* _Records supplied_:
↓

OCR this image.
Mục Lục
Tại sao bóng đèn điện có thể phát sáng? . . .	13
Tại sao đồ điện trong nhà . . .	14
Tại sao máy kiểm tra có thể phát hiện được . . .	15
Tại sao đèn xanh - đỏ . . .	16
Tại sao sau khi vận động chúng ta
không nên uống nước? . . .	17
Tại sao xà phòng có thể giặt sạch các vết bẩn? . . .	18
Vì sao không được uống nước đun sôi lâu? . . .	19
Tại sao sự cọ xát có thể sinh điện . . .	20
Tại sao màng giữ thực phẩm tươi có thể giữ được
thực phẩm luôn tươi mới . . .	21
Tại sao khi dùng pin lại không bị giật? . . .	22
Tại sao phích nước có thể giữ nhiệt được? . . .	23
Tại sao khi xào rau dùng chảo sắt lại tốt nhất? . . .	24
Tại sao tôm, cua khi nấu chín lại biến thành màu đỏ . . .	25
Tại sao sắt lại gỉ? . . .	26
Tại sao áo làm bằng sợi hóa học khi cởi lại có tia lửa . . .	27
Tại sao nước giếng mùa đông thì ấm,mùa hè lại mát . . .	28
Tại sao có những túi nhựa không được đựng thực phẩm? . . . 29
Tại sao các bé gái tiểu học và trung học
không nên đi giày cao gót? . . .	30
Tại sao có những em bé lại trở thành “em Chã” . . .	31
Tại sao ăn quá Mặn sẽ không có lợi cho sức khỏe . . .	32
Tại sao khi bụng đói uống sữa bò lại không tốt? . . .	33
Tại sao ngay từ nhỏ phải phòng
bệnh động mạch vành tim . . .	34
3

↑
↓

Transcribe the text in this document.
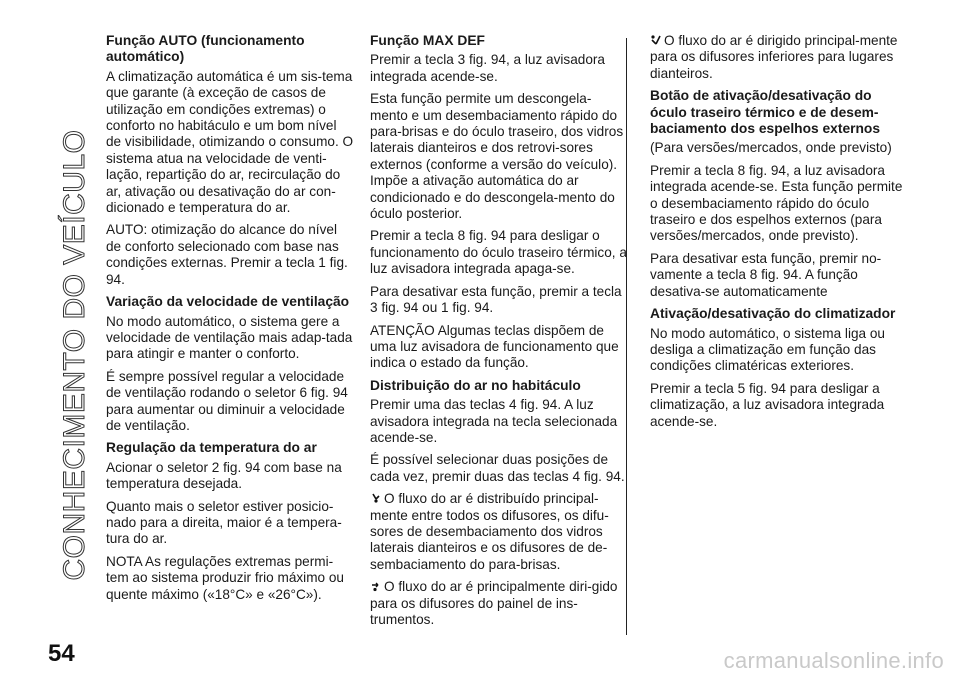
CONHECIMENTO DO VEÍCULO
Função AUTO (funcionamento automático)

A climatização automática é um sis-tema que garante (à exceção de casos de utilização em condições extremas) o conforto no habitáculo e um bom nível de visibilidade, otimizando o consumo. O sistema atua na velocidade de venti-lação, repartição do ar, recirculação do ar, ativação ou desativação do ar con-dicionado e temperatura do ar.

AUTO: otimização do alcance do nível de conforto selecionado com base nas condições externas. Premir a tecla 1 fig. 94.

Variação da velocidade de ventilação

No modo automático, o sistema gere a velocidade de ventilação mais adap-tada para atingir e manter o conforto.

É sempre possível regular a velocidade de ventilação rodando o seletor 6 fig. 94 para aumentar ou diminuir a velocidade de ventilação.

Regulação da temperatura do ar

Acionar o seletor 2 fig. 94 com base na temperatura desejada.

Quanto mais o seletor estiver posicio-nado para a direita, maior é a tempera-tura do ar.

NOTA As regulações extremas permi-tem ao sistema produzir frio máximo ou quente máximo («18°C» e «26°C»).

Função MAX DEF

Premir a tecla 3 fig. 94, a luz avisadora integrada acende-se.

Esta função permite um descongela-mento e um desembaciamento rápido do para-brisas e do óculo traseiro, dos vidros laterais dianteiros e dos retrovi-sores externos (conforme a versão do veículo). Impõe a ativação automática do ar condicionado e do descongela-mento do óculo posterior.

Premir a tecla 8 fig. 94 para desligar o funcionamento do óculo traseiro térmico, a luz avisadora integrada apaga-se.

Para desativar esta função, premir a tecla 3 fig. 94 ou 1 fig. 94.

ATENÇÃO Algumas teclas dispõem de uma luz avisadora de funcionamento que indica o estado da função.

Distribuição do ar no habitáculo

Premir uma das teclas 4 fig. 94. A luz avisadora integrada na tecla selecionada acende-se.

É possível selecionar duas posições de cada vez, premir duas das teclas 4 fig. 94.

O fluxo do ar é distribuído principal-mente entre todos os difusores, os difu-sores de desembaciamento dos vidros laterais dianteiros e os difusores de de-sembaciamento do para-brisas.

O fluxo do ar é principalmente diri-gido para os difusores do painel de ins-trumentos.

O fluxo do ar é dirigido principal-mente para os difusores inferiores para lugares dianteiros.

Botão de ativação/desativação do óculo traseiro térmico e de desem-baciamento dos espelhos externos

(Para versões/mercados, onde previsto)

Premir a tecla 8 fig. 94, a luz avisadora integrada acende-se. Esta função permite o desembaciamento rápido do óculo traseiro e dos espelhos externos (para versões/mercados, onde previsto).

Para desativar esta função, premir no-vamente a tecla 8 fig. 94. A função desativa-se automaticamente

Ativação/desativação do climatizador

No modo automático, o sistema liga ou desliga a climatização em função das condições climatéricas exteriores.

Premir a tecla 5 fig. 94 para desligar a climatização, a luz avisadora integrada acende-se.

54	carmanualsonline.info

↑
↓

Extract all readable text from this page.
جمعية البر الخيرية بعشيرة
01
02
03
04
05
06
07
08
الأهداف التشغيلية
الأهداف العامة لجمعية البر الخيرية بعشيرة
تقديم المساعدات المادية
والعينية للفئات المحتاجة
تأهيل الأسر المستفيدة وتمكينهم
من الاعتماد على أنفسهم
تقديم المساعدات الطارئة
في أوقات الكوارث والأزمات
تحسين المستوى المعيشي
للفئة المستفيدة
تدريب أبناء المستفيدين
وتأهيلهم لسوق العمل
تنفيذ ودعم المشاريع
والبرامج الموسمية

↑

* _What is expected_: Collect each line holding the string "dianteiros".

* _Task solution_:
Esta função permite um descongela-mento e um desembaciamento rápido do para-brisas e do óculo traseiro, dos vidros laterais dianteiros e dos retrovi-sores externos (conforme a versão do veículo). Impõe a ativação automática do ar condicionado e do descongela-mento do óculo posterior.
O fluxo do ar é distribuído principal-mente entre todos os difusores, os difu-sores de desembaciamento dos vidros laterais dianteiros e os difusores de de-sembaciamento do para-brisas.
O fluxo do ar é dirigido principal-mente para os difusores inferiores para lugares dianteiros.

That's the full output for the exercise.